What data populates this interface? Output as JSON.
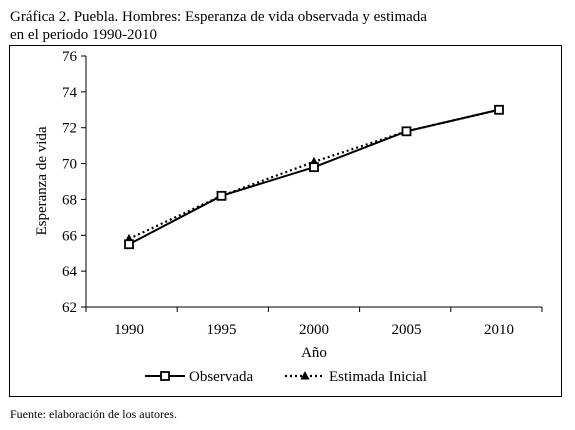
{
  "title_line1": "Gráfica 2. Puebla. Hombres: Esperanza de vida observada y estimada",
  "title_line2": "en el periodo 1990-2010",
  "footer": "Fuente: elaboración de los autores.",
  "chart_data": {
    "type": "line",
    "xlabel": "Año",
    "ylabel": "Esperanza de vida",
    "categories": [
      "1990",
      "1995",
      "2000",
      "2005",
      "2010"
    ],
    "ylim": [
      62,
      76
    ],
    "yticks": [
      62,
      64,
      66,
      68,
      70,
      72,
      74,
      76
    ],
    "grid": false,
    "legend_position": "bottom",
    "series": [
      {
        "name": "Observada",
        "values": [
          65.5,
          68.2,
          69.8,
          71.8,
          73.0
        ],
        "style": "solid",
        "marker": "square"
      },
      {
        "name": "Estimada Inicial",
        "values": [
          65.8,
          68.2,
          70.1,
          71.8,
          73.0
        ],
        "style": "dotted",
        "marker": "triangle"
      }
    ]
  }
}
----------
# Your goal
Give the data again exactly as written, with all pictures left out.

# Complete response
What data populates this interface? Output as JSON.
{
  "title_line1": "Gráfica 2. Puebla. Hombres: Esperanza de vida observada y estimada",
  "title_line2": "en el periodo 1990-2010",
  "footer": "Fuente: elaboración de los autores.",
  "chart_data": {
    "type": "line",
    "xlabel": "Año",
    "ylabel": "Esperanza de vida",
    "categories": [
      "1990",
      "1995",
      "2000",
      "2005",
      "2010"
    ],
    "ylim": [
      62,
      76
    ],
    "yticks": [
      62,
      64,
      66,
      68,
      70,
      72,
      74,
      76
    ],
    "grid": false,
    "legend_position": "bottom",
    "series": [
      {
        "name": "Observada",
        "values": [
          65.5,
          68.2,
          69.8,
          71.8,
          73.0
        ],
        "style": "solid",
        "marker": "square"
      },
      {
        "name": "Estimada Inicial",
        "values": [
          65.8,
          68.2,
          70.1,
          71.8,
          73.0
        ],
        "style": "dotted",
        "marker": "triangle"
      }
    ]
  }
}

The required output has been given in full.